▶ [AIM]:
In the entries below, find every line holding the string "JSON" and collect it.

==*==

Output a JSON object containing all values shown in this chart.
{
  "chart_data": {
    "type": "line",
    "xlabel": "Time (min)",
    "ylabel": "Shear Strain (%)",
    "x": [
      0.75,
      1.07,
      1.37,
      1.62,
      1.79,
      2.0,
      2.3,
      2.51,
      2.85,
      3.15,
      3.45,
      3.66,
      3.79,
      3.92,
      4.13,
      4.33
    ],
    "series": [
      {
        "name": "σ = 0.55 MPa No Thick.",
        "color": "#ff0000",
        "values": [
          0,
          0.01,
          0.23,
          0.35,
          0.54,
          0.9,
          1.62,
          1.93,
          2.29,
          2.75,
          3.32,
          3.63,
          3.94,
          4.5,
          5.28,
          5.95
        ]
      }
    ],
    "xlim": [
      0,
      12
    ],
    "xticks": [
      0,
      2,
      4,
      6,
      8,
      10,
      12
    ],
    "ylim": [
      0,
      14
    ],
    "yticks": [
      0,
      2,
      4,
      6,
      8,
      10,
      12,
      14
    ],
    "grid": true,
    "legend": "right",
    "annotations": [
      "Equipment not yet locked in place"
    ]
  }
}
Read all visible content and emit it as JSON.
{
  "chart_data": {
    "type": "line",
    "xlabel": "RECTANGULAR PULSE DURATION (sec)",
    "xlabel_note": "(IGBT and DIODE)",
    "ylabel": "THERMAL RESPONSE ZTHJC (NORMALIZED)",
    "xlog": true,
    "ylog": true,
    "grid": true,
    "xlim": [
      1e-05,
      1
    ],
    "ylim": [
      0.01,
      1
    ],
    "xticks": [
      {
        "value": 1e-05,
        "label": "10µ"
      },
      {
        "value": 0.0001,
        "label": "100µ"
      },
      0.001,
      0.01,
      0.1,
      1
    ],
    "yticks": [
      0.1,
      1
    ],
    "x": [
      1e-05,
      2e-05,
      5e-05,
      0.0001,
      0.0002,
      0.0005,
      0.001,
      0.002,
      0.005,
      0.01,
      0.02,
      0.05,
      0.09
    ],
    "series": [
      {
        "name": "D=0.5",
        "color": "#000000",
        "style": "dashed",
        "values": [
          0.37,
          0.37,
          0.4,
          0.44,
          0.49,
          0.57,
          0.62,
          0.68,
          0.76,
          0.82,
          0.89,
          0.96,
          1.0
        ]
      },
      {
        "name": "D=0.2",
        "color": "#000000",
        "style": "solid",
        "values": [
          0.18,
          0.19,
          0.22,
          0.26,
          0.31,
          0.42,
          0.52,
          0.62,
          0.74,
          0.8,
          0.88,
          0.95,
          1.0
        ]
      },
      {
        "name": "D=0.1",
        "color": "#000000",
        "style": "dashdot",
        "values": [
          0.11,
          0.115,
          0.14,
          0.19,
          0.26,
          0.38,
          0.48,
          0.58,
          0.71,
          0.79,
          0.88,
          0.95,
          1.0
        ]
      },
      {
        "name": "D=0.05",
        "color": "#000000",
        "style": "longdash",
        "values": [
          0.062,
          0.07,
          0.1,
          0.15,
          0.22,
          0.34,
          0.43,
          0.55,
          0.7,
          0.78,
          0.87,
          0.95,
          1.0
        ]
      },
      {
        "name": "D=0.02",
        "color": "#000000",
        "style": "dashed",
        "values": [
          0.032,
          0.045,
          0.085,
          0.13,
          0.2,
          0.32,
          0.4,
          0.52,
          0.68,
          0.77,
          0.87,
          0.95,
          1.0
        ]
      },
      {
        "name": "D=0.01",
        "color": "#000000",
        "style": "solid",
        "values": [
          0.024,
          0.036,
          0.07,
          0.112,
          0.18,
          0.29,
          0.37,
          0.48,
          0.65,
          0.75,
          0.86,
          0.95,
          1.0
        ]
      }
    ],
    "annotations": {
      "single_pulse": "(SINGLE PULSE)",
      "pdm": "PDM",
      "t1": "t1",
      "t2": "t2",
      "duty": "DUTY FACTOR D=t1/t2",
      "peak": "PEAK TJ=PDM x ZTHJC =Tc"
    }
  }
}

==*==

▶ [TASK RESPONSE]:
Output a JSON object containing all values shown in this chart.
Read all visible content and emit it as JSON.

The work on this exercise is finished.